◆ **Data shown**
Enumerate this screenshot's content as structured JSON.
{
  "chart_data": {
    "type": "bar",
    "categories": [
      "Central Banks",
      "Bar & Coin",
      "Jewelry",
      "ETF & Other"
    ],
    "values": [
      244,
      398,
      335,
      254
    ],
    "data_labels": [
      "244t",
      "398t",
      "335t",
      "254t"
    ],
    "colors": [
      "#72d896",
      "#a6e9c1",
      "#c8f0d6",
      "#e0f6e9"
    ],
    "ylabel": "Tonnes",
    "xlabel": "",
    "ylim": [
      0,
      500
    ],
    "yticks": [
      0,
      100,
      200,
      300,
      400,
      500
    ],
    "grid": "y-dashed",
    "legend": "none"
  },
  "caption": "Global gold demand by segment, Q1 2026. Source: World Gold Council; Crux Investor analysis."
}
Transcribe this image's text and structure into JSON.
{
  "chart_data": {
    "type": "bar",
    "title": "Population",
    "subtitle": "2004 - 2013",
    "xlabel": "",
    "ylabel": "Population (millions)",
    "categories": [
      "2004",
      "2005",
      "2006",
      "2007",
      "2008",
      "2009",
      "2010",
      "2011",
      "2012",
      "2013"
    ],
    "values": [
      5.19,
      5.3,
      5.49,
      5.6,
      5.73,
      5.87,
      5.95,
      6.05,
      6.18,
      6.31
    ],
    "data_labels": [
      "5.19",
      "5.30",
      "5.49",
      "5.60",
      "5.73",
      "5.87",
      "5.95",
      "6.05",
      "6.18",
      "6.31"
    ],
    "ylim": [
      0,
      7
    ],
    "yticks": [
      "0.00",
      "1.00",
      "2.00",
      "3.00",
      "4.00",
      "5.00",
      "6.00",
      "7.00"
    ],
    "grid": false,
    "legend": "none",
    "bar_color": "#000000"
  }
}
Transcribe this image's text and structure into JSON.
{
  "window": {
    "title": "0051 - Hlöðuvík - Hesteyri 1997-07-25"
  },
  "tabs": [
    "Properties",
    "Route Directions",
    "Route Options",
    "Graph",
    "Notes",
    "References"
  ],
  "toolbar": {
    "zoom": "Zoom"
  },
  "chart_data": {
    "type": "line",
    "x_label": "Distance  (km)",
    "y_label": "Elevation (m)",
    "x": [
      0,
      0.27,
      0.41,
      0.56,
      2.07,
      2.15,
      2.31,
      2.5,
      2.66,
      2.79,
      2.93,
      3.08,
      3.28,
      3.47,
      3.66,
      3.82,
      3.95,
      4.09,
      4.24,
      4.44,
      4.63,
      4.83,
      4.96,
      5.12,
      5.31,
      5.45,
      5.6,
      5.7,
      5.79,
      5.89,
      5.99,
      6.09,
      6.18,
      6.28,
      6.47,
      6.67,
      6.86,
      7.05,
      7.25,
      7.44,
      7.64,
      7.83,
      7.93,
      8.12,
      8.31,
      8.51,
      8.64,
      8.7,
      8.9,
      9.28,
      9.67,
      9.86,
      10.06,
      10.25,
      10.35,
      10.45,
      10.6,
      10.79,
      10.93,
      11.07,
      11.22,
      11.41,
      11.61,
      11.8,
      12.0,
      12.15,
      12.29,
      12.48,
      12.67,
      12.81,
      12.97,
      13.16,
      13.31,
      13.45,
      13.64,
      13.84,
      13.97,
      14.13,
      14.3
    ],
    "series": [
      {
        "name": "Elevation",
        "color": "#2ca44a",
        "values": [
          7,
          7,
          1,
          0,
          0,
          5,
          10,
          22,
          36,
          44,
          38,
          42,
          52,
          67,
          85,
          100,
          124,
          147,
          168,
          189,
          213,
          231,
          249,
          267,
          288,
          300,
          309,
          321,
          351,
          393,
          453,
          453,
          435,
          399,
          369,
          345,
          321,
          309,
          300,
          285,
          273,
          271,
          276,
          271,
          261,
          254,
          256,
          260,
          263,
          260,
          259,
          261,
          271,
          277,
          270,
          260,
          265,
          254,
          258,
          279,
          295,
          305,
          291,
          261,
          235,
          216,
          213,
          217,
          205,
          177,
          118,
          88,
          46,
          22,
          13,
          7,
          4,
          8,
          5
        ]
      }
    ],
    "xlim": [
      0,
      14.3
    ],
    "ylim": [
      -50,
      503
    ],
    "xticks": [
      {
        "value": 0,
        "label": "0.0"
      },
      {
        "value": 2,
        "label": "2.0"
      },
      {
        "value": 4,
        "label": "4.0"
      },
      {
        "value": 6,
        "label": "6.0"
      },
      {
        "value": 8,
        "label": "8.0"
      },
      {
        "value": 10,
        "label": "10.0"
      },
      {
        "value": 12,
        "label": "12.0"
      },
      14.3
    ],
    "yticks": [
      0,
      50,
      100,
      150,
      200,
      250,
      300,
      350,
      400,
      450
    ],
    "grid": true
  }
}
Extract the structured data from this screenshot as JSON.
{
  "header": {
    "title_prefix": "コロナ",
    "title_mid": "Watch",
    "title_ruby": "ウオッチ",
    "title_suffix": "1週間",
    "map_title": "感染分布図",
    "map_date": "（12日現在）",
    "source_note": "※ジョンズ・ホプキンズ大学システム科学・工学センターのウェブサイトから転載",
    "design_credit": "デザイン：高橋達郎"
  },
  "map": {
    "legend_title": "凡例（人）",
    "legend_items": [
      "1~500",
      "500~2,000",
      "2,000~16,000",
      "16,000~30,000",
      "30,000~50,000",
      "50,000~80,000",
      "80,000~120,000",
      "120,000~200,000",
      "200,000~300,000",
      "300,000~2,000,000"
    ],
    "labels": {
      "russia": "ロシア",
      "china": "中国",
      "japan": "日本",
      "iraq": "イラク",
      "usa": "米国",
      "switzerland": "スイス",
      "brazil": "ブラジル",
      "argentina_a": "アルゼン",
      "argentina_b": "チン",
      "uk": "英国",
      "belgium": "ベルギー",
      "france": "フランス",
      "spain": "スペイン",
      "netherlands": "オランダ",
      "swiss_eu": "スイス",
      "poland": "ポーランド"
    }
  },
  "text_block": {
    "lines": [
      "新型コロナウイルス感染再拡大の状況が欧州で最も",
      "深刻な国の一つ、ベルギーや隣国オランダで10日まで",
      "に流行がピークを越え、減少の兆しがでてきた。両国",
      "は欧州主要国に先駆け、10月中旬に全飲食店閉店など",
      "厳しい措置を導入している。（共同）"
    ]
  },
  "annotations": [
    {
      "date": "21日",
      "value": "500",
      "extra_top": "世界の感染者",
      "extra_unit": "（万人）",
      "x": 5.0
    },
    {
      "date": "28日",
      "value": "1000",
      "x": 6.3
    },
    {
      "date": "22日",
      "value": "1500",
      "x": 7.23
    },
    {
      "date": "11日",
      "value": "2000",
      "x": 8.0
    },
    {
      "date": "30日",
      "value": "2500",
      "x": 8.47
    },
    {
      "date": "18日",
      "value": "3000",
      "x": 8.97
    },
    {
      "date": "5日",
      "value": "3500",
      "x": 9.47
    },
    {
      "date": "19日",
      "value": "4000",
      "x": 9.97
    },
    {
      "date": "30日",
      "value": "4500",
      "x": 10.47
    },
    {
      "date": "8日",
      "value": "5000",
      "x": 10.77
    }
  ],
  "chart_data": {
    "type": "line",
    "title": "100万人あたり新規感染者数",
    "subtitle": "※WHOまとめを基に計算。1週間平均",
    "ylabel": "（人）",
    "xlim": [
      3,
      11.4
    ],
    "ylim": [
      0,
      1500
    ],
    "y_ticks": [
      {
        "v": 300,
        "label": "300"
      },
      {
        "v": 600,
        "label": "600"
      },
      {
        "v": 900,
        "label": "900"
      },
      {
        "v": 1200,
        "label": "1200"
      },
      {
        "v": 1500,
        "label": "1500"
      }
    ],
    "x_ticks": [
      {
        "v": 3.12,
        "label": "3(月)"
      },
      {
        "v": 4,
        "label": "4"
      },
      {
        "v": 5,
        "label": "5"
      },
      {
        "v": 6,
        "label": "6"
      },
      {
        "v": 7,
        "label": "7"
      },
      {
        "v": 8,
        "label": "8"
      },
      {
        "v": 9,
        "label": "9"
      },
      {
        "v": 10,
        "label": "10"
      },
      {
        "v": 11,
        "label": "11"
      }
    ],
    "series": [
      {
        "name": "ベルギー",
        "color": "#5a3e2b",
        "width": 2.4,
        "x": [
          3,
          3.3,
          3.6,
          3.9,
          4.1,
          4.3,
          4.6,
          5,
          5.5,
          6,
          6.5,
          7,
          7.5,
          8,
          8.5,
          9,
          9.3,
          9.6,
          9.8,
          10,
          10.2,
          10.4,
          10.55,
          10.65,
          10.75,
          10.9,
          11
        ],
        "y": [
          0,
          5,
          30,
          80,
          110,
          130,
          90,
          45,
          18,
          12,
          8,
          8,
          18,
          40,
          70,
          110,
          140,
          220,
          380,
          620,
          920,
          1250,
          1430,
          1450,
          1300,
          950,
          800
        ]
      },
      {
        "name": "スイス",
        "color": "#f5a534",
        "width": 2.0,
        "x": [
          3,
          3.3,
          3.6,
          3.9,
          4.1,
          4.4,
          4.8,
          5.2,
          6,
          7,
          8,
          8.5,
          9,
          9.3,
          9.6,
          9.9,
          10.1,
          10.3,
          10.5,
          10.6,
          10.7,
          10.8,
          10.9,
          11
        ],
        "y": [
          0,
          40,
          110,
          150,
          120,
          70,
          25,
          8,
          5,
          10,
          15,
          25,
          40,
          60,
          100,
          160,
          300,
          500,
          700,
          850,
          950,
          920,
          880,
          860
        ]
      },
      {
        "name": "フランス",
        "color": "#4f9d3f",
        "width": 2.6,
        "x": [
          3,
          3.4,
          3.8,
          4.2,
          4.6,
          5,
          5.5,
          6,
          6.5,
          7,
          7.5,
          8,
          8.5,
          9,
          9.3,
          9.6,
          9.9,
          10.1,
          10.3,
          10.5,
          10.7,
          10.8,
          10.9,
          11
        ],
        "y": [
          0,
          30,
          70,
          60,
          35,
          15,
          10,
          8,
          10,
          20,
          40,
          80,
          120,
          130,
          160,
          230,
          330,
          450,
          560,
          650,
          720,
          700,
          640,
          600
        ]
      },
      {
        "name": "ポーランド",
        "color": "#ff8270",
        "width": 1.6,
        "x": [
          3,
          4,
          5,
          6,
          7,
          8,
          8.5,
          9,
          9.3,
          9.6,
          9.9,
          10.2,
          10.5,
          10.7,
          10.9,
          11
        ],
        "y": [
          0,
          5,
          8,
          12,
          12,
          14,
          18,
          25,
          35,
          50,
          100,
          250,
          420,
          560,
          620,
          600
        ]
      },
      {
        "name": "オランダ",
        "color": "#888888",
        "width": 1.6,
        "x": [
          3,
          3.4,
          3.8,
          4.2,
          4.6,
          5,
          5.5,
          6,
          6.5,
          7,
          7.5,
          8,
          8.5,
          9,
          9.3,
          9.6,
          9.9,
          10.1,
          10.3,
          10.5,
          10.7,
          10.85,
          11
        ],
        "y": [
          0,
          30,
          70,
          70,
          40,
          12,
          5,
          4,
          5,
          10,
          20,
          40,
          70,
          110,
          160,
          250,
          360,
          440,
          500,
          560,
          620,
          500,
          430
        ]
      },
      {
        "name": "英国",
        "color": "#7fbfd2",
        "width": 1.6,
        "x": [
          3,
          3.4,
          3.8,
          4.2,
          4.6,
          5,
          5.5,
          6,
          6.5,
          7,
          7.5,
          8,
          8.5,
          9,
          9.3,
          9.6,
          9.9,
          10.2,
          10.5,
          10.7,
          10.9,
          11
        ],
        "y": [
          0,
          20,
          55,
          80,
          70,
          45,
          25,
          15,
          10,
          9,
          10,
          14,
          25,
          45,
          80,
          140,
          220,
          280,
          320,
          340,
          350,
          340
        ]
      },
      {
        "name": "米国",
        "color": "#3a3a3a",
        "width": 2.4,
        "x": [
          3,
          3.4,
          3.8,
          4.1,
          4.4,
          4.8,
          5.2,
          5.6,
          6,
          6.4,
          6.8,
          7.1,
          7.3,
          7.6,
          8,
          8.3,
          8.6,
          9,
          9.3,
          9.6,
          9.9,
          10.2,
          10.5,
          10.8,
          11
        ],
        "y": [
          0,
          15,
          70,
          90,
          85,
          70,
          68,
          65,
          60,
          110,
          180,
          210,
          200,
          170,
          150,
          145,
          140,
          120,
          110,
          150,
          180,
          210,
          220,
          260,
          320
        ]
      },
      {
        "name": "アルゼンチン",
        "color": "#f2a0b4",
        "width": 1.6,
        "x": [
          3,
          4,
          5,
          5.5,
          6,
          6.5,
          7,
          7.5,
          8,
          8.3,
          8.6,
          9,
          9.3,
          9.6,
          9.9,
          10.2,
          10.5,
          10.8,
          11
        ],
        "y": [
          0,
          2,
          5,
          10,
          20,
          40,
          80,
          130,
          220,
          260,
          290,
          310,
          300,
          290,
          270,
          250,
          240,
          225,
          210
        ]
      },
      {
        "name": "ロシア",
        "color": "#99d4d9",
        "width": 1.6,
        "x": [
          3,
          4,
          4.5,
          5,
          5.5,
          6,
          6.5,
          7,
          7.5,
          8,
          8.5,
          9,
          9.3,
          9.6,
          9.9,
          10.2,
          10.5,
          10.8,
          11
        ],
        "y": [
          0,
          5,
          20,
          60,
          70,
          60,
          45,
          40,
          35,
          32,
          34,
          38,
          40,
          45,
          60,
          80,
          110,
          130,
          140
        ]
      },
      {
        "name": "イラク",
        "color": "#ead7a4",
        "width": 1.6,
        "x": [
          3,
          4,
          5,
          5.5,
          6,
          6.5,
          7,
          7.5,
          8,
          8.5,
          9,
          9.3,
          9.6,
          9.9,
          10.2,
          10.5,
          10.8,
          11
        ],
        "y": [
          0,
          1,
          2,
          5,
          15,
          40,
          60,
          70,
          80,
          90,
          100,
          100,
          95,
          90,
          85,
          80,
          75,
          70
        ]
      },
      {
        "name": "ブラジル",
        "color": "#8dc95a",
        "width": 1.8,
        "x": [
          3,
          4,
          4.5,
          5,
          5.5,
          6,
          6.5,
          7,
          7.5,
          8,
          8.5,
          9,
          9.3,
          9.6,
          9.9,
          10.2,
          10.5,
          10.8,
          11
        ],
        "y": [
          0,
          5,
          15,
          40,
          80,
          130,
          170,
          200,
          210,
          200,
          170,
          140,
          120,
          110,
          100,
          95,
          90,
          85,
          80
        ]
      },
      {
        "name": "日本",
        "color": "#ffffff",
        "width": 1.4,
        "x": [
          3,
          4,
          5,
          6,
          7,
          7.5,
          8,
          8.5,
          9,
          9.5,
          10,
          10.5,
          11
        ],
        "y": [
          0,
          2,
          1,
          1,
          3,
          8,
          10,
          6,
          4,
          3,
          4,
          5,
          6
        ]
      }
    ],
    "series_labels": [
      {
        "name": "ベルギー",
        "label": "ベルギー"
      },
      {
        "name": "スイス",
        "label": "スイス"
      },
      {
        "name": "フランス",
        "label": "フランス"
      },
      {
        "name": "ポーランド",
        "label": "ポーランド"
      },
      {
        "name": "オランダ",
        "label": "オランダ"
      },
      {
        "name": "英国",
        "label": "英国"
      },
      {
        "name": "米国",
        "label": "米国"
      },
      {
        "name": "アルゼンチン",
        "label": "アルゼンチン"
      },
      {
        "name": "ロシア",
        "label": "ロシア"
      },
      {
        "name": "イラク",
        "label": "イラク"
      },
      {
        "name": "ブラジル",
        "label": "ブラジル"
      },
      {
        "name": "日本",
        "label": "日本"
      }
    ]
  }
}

◆ **Brief**
From the entries above, pull out each line that includes "subtitle".

◆ **Expected output**
    "subtitle": "2004 - 2013",
    "subtitle": "※WHOまとめを基に計算。1週間平均",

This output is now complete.